» Task details
Gather every line from the entries below that includes "through".

» Dataset
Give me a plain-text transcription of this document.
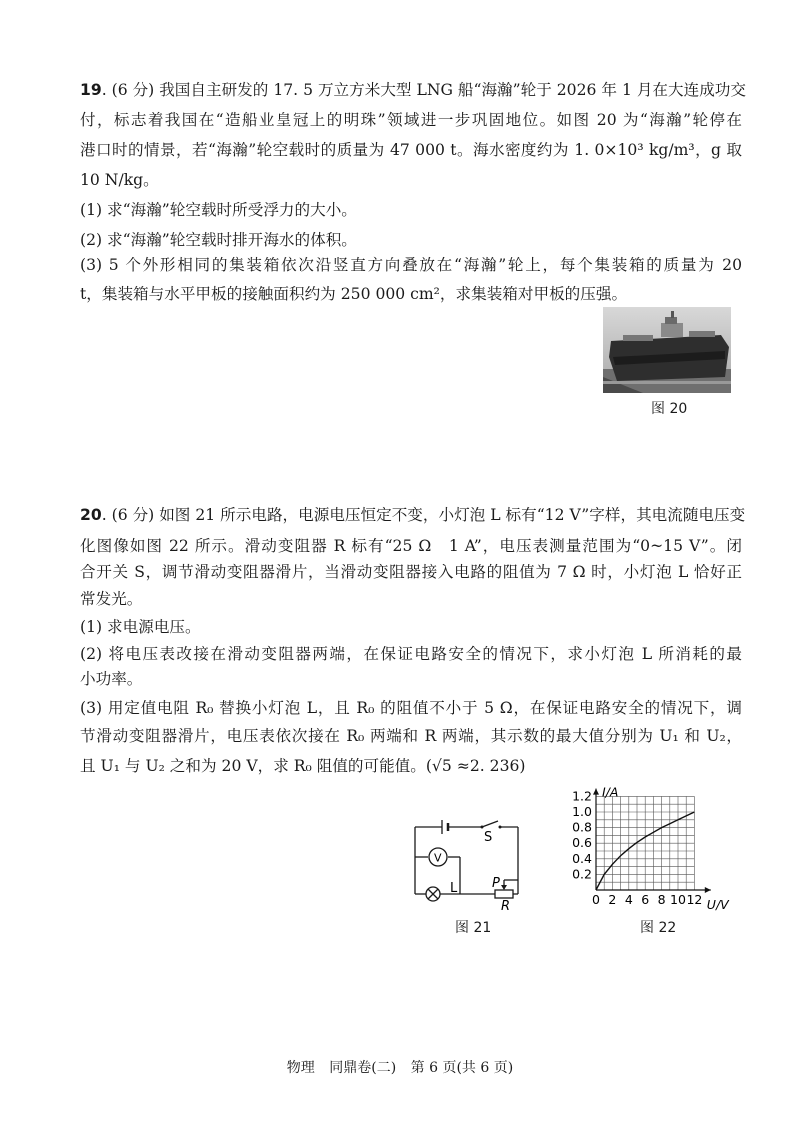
19. (6 分) 我国自主研发的 17. 5 万立方米大型 LNG 船“海瀚”轮于 2026 年 1 月在大连成功交
付，标志着我国在“造船业皇冠上的明珠”领域进一步巩固地位。如图 20 为“海瀚”轮停在
港口时的情景，若“海瀚”轮空载时的质量为 47 000 t。海水密度约为 1. 0×10³ kg/m³，g 取
10 N/kg。
(1) 求“海瀚”轮空载时所受浮力的大小。
(2) 求“海瀚”轮空载时排开海水的体积。
(3) 5 个外形相同的集装箱依次沿竖直方向叠放在“海瀚”轮上，每个集装箱的质量为 20
t，集装箱与水平甲板的接触面积约为 250 000 cm²，求集装箱对甲板的压强。
图 20
20. (6 分) 如图 21 所示电路，电源电压恒定不变，小灯泡 L 标有“12 V”字样，其电流随电压变
化图像如图 22 所示。滑动变阻器 R 标有“25 Ω　1 A”，电压表测量范围为“0~15 V”。闭
合开关 S，调节滑动变阻器滑片，当滑动变阻器接入电路的阻值为 7 Ω 时，小灯泡 L 恰好正
常发光。
(1) 求电源电压。
(2) 将电压表改接在滑动变阻器两端，在保证电路安全的情况下，求小灯泡 L 所消耗的最
小功率。
(3) 用定值电阻 R₀ 替换小灯泡 L，且 R₀ 的阻值不小于 5 Ω，在保证电路安全的情况下，调
节滑动变阻器滑片，电压表依次接在 R₀ 两端和 R 两端，其示数的最大值分别为 U₁ 和 U₂，
且 U₁ 与 U₂ 之和为 20 V，求 R₀ 阻值的可能值。(√5 ≈2. 236)
S
V
L	P
R
图 21
0 2 4 6 8 10 12
0.2
0.4
0.6
0.8
1.0
1.2
U/V
I/A
图 22
物理 同鼎卷(二) 第 6 页(共 6 页)
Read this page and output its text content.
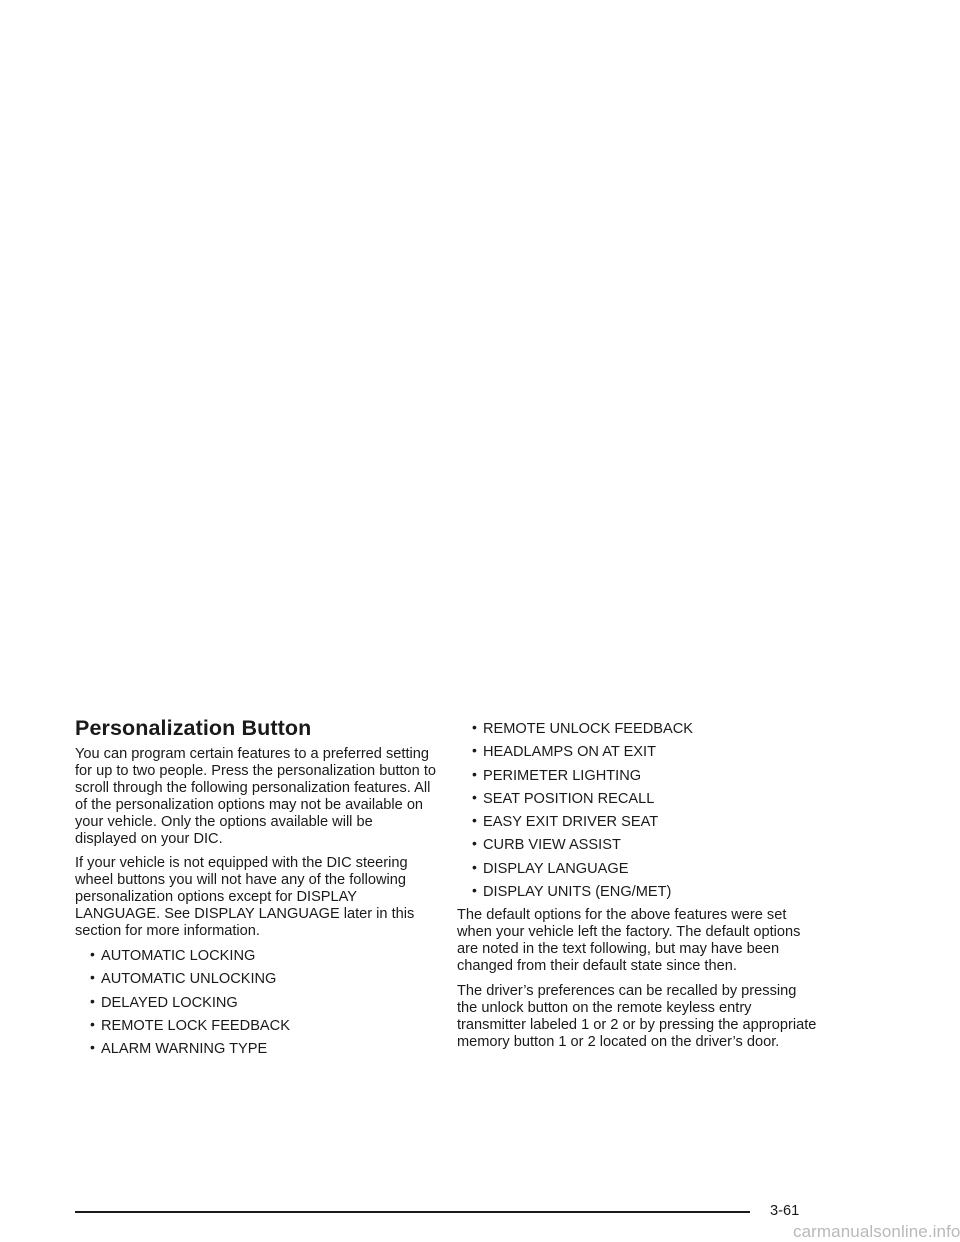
Personalization Button

You can program certain features to a preferred setting for up to two people. Press the personalization button to scroll through the following personalization features. All of the personalization options may not be available on your vehicle. Only the options available will be displayed on your DIC.

If your vehicle is not equipped with the DIC steering wheel buttons you will not have any of the following personalization options except for DISPLAY LANGUAGE. See DISPLAY LANGUAGE later in this section for more information.

• AUTOMATIC LOCKING
• AUTOMATIC UNLOCKING
• DELAYED LOCKING
• REMOTE LOCK FEEDBACK
• ALARM WARNING TYPE
• REMOTE UNLOCK FEEDBACK
• HEADLAMPS ON AT EXIT
• PERIMETER LIGHTING
• SEAT POSITION RECALL
• EASY EXIT DRIVER SEAT
• CURB VIEW ASSIST
• DISPLAY LANGUAGE
• DISPLAY UNITS (ENG/MET)

The default options for the above features were set when your vehicle left the factory. The default options are noted in the text following, but may have been changed from their default state since then.

The driver’s preferences can be recalled by pressing the unlock button on the remote keyless entry transmitter labeled 1 or 2 or by pressing the appropriate memory button 1 or 2 located on the driver’s door.

3-61
carmanualsonline.info
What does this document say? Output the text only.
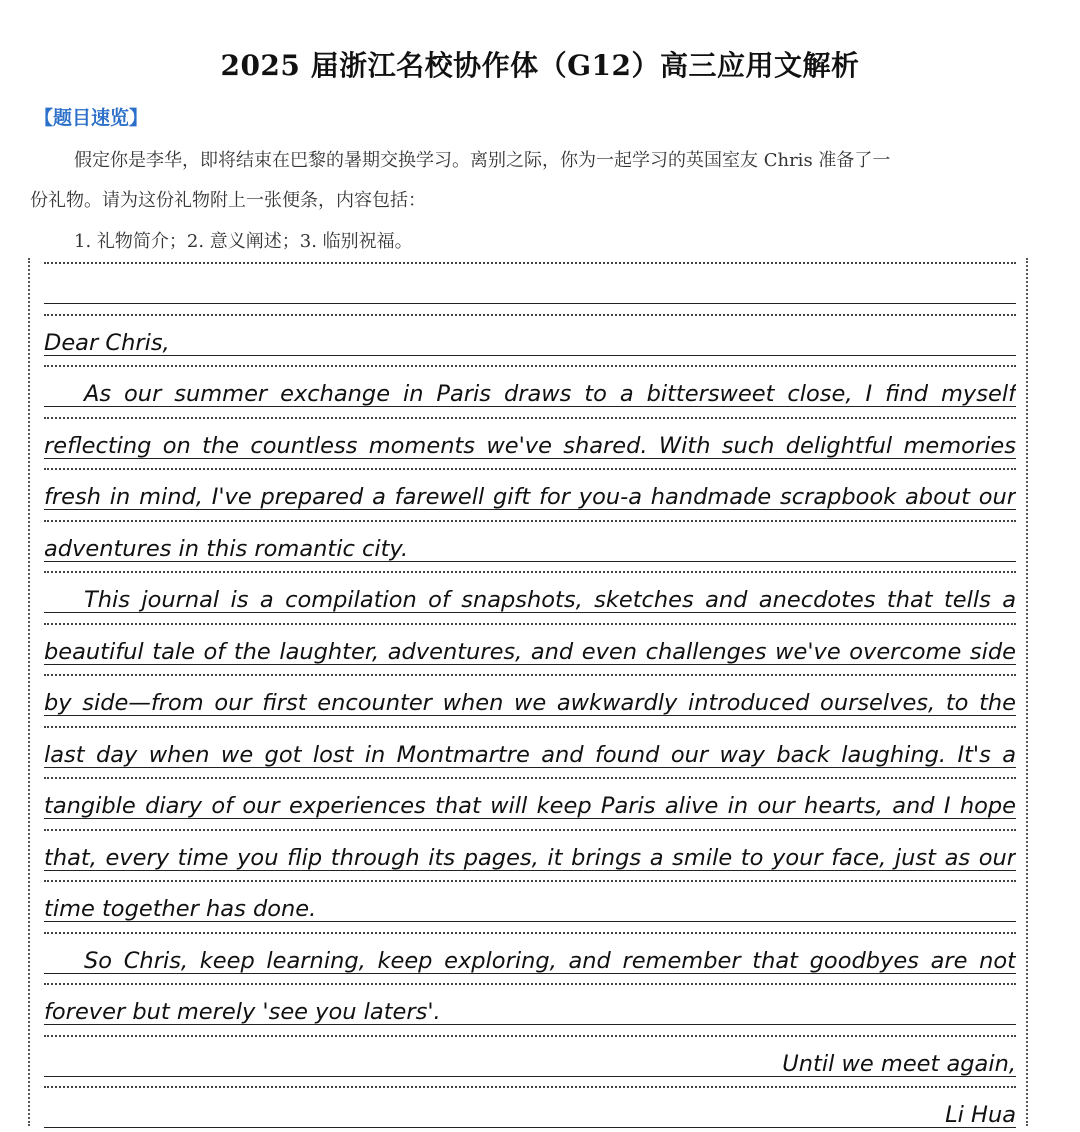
2025 届浙江名校协作体（G12）高三应用文解析
【题目速览】
假定你是李华，即将结束在巴黎的暑期交换学习。离别之际，你为一起学习的英国室友 Chris 准备了一
份礼物。请为这份礼物附上一张便条，内容包括：
1. 礼物简介；2. 意义阐述；3. 临别祝福。
Dear Chris,
As our summer exchange in Paris draws to a bittersweet close, I find myself
reflecting on the countless moments we've shared. With such delightful memories
fresh in mind, I've prepared a farewell gift for you-a handmade scrapbook about our
adventures in this romantic city.
This journal is a compilation of snapshots, sketches and anecdotes that tells a
beautiful tale of the laughter, adventures, and even challenges we've overcome side
by side—from our first encounter when we awkwardly introduced ourselves, to the
last day when we got lost in Montmartre and found our way back laughing. It's a
tangible diary of our experiences that will keep Paris alive in our hearts, and I hope
that, every time you flip through its pages, it brings a smile to your face, just as our
time together has done.
So Chris, keep learning, keep exploring, and remember that goodbyes are not
forever but merely 'see you laters'.
Until we meet again,
Li Hua
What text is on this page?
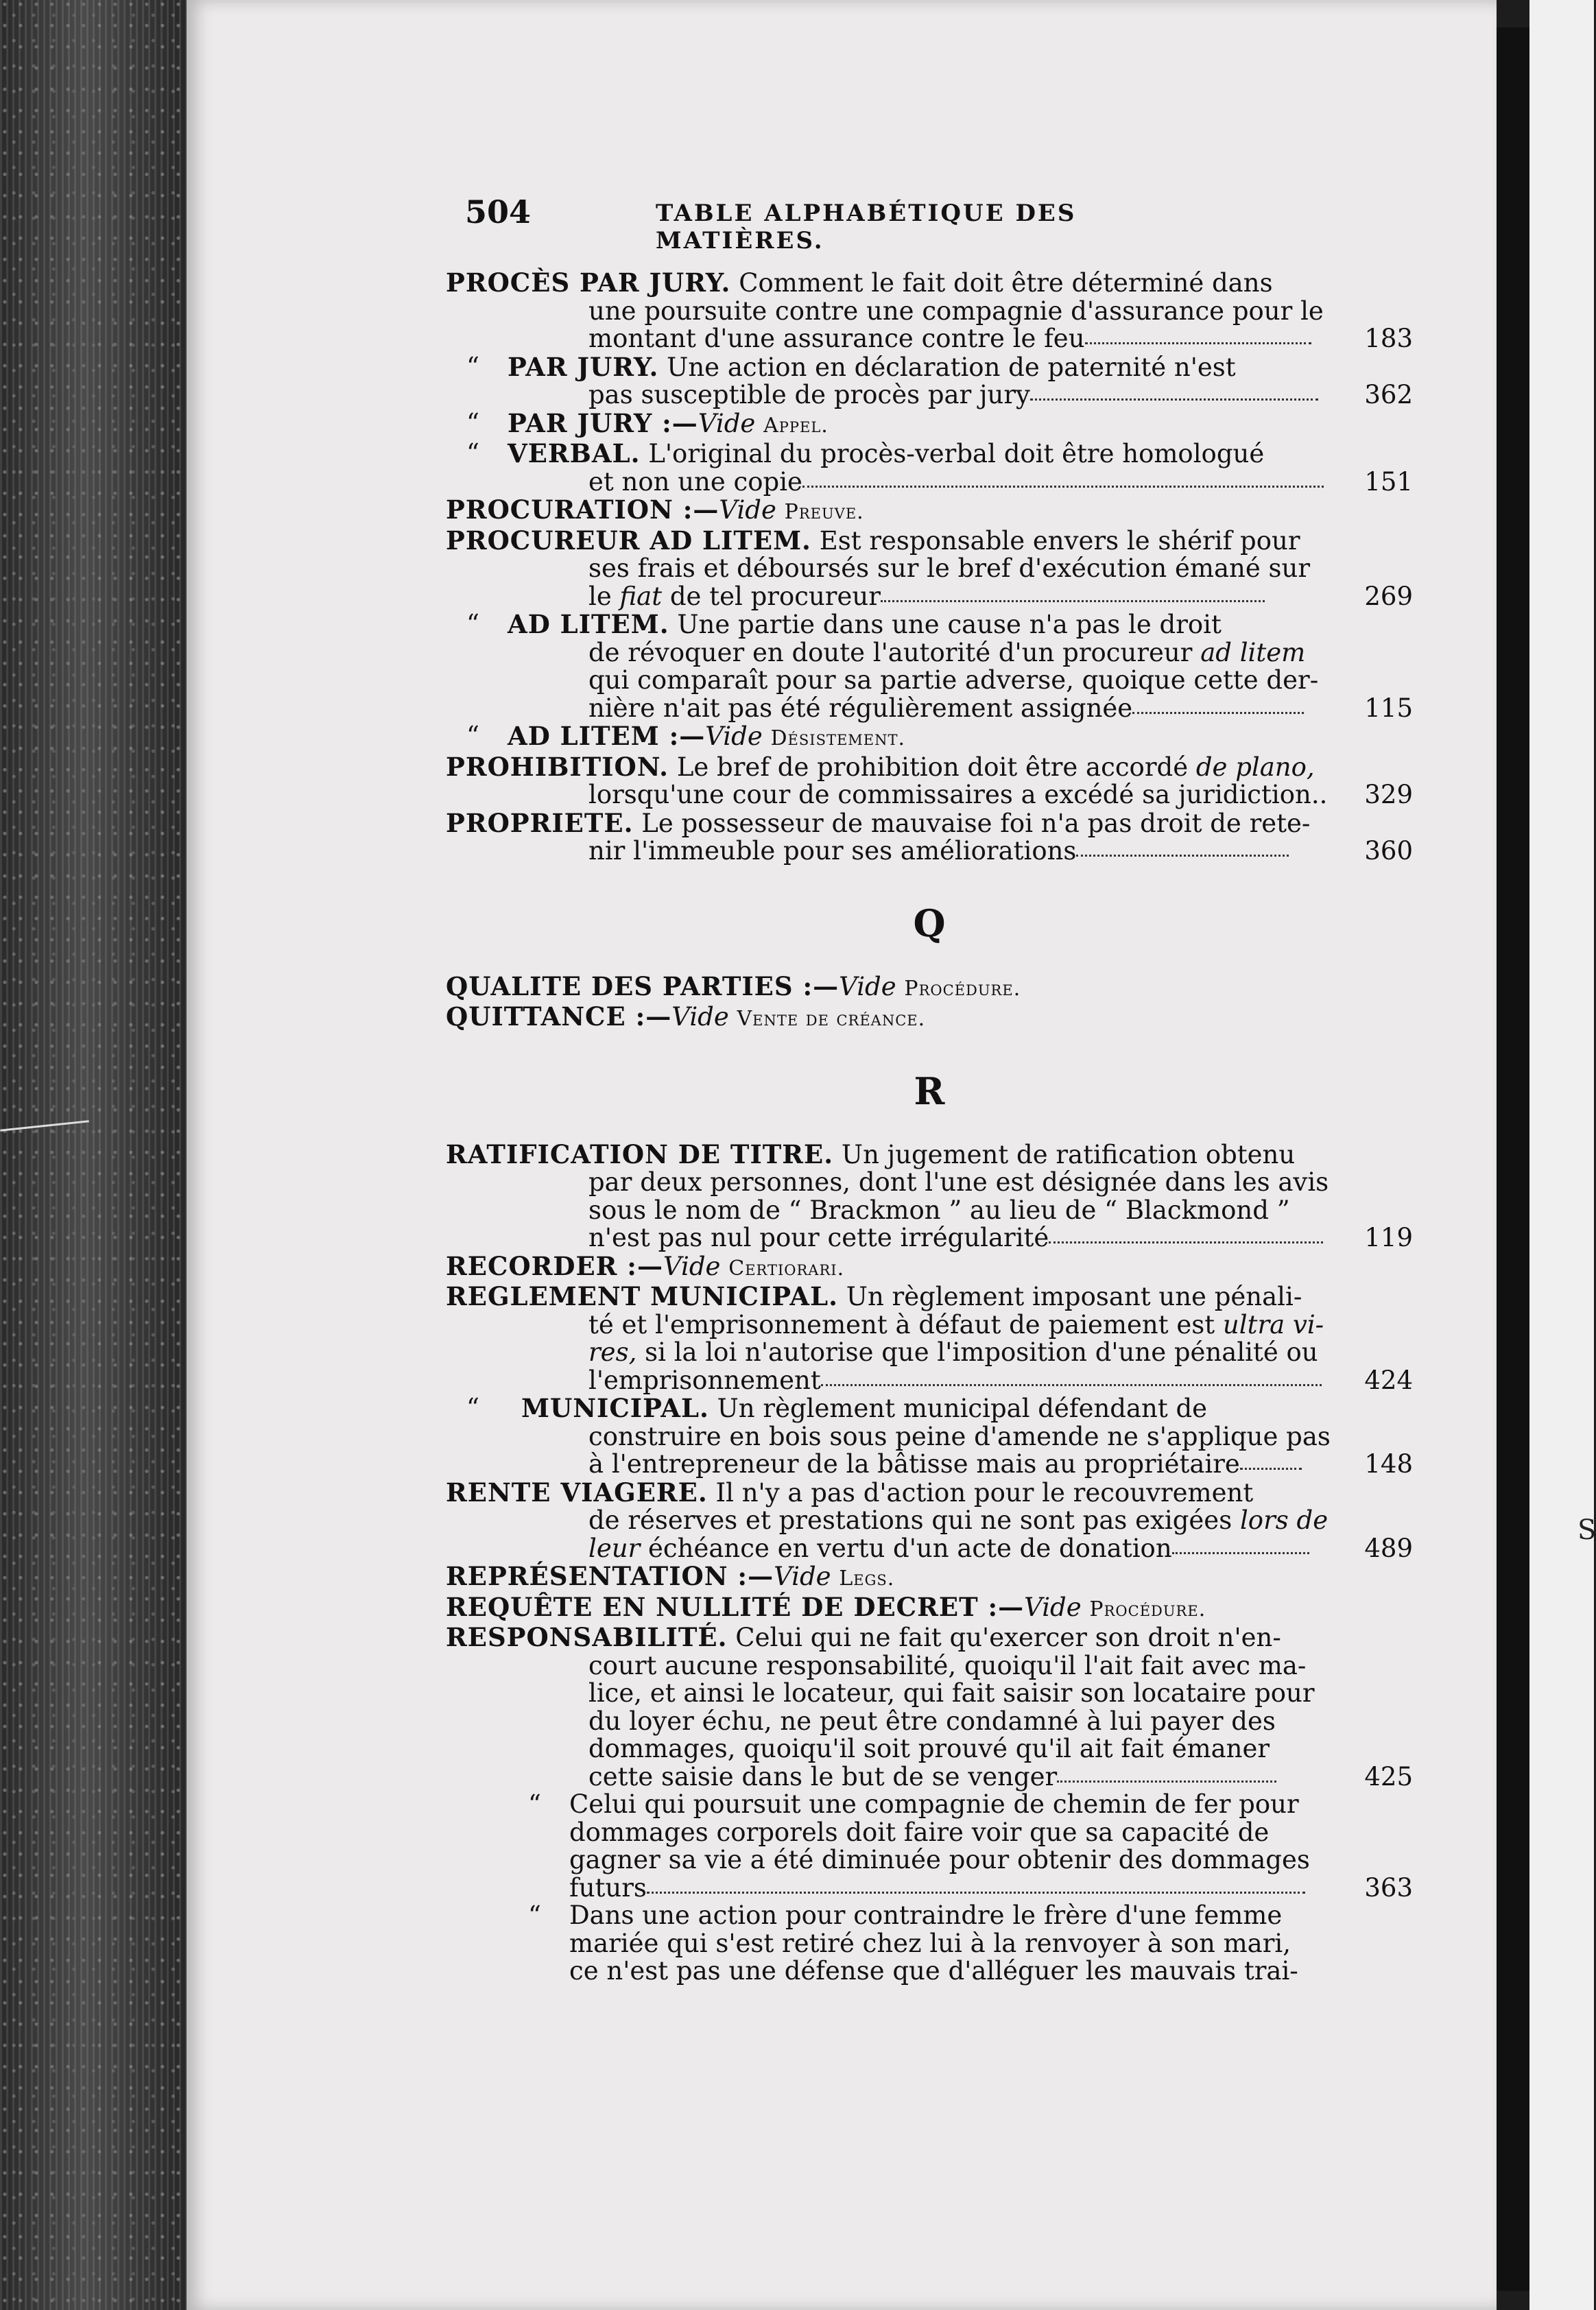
S
504	TABLE ALPHABÉTIQUE DES MATIÈRES.
PROCÈS PAR JURY. Comment le fait doit être déterminé dans
une poursuite contre une compagnie d'assurance pour le
montant d'une assurance contre le feu	183
“ PAR JURY. Une action en déclaration de paternité n'est
pas susceptible de procès par jury	362
“ PAR JURY :—Vide Appel.
“ VERBAL. L'original du procès-verbal doit être homologué
et non une copie	151
PROCURATION :—Vide Preuve.
PROCUREUR AD LITEM. Est responsable envers le shérif pour
ses frais et déboursés sur le bref d'exécution émané sur
le fiat de tel procureur	269
“ AD LITEM. Une partie dans une cause n'a pas le droit
de révoquer en doute l'autorité d'un procureur ad litem
qui comparaît pour sa partie adverse, quoique cette der-
nière n'ait pas été régulièrement assignée	115
“ AD LITEM :—Vide Désistement.
PROHIBITION. Le bref de prohibition doit être accordé de plano,
lorsqu'une cour de commissaires a excédé sa juridiction.. 329
PROPRIETE. Le possesseur de mauvaise foi n'a pas droit de rete-
nir l'immeuble pour ses améliorations	360
Q
QUALITE DES PARTIES :—Vide Procédure.
QUITTANCE :—Vide Vente de créance.
R
RATIFICATION DE TITRE. Un jugement de ratification obtenu
par deux personnes, dont l'une est désignée dans les avis
sous le nom de “ Brackmon ” au lieu de “ Blackmond ”
n'est pas nul pour cette irrégularité	119
RECORDER :—Vide Certiorari.
REGLEMENT MUNICIPAL. Un règlement imposant une pénali-
té et l'emprisonnement à défaut de paiement est ultra vi-
res, si la loi n'autorise que l'imposition d'une pénalité ou
l'emprisonnement	424
“ MUNICIPAL. Un règlement municipal défendant de
construire en bois sous peine d'amende ne s'applique pas
à l'entrepreneur de la bâtisse mais au propriétaire	148
RENTE VIAGERE. Il n'y a pas d'action pour le recouvrement
de réserves et prestations qui ne sont pas exigées lors de
leur échéance en vertu d'un acte de donation	489
REPRÉSENTATION :—Vide Legs.
REQUÊTE EN NULLITÉ DE DECRET :—Vide Procédure.
RESPONSABILITÉ. Celui qui ne fait qu'exercer son droit n'en-
court aucune responsabilité, quoiqu'il l'ait fait avec ma-
lice, et ainsi le locateur, qui fait saisir son locataire pour
du loyer échu, ne peut être condamné à lui payer des
dommages, quoiqu'il soit prouvé qu'il ait fait émaner
cette saisie dans le but de se venger	425
“ Celui qui poursuit une compagnie de chemin de fer pour
dommages corporels doit faire voir que sa capacité de
gagner sa vie a été diminuée pour obtenir des dommages
futurs	363
“ Dans une action pour contraindre le frère d'une femme
mariée qui s'est retiré chez lui à la renvoyer à son mari,
ce n'est pas une défense que d'alléguer les mauvais trai-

» Task answer
You can program certain features to a preferred setting for up to two people. Press the personalization button to scroll through the following personalization features. All of the personalization options may not be available on your vehicle. Only the options available will be displayed on your DIC.
that, every time you flip through its pages, it brings a smile to your face, just as our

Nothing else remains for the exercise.